▶

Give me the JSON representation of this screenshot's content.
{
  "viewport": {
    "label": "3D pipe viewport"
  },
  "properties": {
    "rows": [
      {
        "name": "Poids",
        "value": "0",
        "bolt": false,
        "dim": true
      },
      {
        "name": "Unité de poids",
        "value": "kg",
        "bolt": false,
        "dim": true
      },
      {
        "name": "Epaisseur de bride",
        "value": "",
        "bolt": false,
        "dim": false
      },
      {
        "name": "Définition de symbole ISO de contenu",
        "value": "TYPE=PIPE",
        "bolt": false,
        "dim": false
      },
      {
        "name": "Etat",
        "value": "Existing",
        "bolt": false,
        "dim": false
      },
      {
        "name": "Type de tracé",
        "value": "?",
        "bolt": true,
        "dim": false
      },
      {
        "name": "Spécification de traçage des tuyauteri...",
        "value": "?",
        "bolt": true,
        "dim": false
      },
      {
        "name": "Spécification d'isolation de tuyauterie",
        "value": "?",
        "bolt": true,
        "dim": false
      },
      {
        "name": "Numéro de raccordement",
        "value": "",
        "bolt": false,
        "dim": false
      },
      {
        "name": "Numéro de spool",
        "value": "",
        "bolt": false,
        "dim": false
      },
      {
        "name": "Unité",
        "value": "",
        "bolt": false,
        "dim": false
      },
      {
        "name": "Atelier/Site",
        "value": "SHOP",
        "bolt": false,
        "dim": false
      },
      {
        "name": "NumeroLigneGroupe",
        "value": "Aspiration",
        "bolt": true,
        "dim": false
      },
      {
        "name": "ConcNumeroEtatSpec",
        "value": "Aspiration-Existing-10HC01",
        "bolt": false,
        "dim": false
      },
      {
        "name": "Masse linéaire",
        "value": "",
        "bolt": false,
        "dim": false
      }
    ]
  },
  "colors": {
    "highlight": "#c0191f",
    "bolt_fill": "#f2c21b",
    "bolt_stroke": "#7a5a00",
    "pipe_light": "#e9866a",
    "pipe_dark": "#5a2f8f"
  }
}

◀

YOUR INSTRUCTIONS – Scan the lines above for "Aspiration", then copy every one that has it.

REPLY TO THE TASK –
        "value": "Aspiration",
        "value": "Aspiration-Existing-10HC01",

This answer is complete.